_PROMPT_:
Check each line of the material below, and copy it if it holds the string "text".
[START OF ENTRIES SHOWN]
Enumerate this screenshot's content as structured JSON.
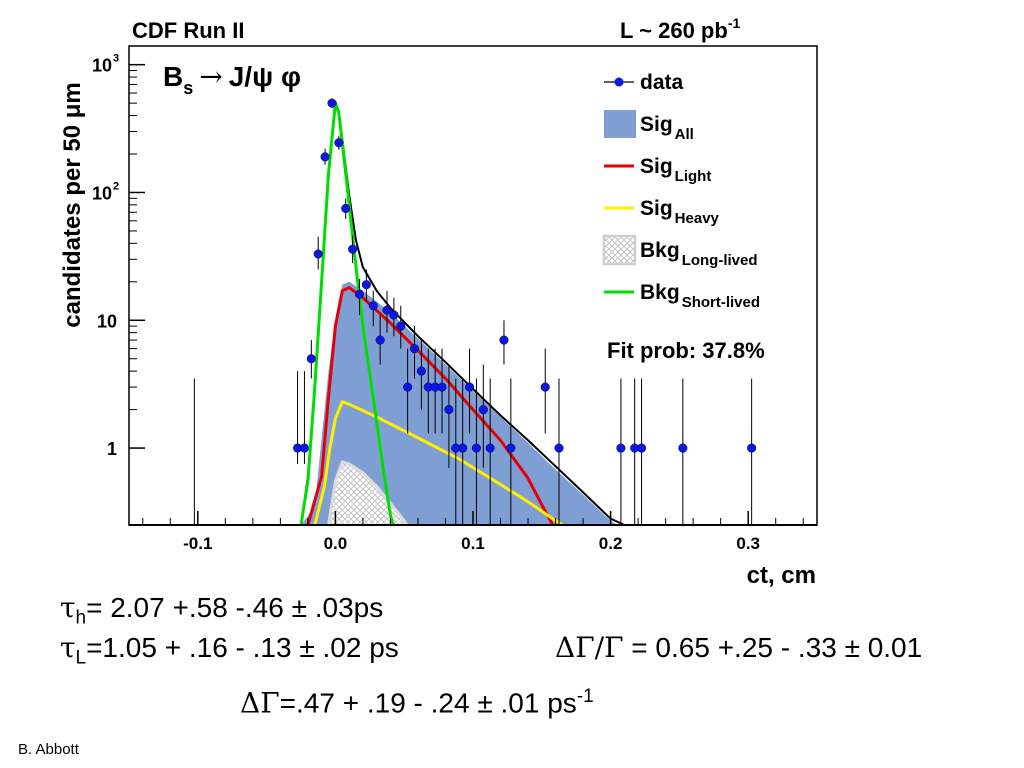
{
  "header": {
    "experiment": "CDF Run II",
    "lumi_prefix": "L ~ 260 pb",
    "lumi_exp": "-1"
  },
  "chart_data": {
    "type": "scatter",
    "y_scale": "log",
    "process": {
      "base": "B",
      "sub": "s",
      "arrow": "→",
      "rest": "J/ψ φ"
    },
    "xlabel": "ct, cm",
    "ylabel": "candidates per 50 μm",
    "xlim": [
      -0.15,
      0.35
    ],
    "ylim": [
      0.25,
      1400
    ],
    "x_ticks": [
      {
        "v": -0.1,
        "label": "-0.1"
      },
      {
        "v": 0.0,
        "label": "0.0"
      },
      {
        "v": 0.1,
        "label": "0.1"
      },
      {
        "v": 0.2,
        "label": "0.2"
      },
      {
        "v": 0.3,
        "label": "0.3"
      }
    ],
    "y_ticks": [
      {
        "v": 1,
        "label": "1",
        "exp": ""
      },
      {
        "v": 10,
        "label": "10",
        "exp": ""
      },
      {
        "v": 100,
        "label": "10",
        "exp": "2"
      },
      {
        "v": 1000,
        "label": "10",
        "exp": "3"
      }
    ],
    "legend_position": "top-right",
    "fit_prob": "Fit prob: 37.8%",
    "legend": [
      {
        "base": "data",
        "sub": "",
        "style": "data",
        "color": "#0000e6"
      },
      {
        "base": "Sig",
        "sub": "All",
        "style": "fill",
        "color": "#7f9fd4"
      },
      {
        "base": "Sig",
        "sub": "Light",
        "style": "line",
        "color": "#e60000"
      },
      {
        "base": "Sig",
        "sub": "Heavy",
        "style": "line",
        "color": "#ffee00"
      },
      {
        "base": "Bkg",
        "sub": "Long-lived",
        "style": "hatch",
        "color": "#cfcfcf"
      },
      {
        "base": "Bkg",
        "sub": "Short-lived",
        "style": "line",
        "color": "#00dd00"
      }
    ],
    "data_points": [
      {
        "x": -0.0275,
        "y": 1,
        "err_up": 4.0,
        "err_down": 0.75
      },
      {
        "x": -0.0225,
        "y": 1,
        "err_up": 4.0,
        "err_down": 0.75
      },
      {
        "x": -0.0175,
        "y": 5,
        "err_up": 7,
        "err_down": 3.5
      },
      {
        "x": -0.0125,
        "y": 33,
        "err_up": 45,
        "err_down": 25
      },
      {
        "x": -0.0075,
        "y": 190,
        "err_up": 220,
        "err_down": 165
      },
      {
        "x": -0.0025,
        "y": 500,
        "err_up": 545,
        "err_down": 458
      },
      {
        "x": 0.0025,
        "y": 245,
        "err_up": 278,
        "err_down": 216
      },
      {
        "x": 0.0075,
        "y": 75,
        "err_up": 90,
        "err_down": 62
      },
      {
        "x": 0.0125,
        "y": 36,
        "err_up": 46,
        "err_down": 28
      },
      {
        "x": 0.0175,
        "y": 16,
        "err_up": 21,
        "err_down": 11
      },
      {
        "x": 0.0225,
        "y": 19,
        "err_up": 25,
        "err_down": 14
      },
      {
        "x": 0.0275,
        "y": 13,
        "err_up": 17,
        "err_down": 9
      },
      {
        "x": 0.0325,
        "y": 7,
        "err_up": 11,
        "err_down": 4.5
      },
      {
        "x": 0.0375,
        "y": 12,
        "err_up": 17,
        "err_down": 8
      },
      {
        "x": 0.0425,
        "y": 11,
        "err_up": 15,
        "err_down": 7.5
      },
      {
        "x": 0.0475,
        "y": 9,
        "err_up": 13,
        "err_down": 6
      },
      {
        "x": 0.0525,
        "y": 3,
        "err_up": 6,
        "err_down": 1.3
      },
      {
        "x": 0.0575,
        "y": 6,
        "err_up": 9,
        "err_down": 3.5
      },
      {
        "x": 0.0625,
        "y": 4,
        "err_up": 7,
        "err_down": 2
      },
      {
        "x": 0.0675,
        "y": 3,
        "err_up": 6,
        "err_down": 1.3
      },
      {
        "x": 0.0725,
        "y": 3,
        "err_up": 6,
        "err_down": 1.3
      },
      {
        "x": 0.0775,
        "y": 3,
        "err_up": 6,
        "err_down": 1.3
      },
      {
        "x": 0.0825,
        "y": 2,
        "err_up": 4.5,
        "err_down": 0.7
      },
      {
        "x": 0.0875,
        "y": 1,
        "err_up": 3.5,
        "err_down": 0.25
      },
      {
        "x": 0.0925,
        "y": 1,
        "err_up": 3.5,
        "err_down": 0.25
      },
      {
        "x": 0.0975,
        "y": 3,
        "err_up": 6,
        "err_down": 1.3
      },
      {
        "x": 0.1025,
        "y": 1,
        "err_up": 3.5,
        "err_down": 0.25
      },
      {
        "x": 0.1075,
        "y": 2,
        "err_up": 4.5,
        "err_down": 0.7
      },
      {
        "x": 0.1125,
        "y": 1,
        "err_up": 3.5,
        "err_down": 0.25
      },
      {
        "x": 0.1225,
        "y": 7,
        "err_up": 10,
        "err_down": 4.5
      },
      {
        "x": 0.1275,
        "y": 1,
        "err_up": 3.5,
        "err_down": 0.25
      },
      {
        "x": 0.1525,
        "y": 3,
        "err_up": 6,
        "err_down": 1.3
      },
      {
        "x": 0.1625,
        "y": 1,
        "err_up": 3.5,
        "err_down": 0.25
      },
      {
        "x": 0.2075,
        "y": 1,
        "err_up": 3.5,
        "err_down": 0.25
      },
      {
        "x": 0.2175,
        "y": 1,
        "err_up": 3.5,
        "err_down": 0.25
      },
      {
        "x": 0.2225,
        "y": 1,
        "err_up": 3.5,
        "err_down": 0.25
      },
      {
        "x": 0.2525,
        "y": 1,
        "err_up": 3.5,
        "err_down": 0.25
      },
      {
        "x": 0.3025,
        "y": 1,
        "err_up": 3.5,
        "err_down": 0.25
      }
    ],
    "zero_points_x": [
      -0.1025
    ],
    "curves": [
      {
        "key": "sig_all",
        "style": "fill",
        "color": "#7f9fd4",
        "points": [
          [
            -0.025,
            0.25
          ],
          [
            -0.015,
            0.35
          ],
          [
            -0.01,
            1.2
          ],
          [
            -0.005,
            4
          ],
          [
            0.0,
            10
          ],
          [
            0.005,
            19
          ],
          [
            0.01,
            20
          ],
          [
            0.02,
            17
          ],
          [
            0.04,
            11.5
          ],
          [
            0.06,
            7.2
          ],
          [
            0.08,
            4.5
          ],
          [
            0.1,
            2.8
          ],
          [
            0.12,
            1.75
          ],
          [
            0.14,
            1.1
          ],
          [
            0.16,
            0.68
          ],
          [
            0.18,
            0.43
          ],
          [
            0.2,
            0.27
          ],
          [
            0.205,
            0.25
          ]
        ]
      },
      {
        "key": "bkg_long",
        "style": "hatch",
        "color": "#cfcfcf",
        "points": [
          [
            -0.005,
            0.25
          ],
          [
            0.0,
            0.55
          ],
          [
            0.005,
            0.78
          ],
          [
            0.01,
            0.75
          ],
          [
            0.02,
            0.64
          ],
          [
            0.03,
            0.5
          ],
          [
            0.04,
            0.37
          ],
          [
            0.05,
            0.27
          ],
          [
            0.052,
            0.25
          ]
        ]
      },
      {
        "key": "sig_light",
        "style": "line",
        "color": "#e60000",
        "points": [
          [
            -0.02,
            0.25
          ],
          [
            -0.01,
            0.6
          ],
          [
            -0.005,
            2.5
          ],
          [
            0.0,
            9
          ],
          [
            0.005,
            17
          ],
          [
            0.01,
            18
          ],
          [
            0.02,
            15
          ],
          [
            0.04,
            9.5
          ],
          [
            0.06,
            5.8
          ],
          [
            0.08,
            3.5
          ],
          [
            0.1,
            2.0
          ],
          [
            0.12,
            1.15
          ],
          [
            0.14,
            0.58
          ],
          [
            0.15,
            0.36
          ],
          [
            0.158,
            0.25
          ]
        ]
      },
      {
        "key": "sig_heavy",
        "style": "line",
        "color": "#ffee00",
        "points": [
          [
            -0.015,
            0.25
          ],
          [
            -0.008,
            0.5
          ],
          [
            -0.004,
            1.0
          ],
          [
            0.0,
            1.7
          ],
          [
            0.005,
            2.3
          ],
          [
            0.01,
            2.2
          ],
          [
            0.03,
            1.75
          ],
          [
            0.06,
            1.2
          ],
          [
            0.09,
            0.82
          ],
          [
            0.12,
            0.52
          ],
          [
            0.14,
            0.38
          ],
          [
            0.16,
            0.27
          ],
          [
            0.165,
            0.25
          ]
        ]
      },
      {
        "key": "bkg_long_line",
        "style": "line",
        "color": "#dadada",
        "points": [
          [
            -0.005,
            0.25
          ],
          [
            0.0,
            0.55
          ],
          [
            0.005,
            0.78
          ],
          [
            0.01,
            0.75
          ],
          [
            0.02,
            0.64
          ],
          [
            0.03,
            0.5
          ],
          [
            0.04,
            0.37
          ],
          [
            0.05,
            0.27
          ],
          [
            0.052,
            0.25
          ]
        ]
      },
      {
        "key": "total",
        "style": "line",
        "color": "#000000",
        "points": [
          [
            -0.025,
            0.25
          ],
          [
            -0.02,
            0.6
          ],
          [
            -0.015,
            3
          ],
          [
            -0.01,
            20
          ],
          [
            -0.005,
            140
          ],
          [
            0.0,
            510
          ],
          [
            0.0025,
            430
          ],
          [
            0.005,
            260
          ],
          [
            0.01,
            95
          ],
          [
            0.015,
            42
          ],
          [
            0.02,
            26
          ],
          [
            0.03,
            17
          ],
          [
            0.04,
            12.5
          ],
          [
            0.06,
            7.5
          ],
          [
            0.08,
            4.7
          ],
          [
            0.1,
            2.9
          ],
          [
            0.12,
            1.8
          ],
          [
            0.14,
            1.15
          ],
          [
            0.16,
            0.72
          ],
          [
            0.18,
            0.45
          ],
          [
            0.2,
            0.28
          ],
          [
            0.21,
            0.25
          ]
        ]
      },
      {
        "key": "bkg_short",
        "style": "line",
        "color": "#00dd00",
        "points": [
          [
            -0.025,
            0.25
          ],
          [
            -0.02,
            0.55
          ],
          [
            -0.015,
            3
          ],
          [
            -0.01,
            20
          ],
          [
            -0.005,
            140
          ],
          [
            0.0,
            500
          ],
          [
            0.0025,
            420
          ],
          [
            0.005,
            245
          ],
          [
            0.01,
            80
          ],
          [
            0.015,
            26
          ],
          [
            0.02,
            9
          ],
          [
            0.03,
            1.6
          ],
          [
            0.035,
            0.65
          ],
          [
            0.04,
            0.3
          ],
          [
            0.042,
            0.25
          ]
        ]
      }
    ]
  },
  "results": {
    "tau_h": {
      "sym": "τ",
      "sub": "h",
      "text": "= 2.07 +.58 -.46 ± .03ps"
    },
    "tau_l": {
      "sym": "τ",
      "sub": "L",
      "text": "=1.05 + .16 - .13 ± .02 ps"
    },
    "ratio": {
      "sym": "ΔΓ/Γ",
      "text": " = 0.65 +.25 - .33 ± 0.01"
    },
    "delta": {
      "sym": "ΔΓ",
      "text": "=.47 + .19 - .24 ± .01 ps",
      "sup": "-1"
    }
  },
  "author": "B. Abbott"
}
[END OF ENTRIES SHOWN]
_CORRECT OUTPUT_:
      "text": "= 2.07 +.58 -.46 ± .03ps"
      "text": "=1.05 + .16 - .13 ± .02 ps"
      "text": " = 0.65 +.25 - .33 ± 0.01"
      "text": "=.47 + .19 - .24 ± .01 ps",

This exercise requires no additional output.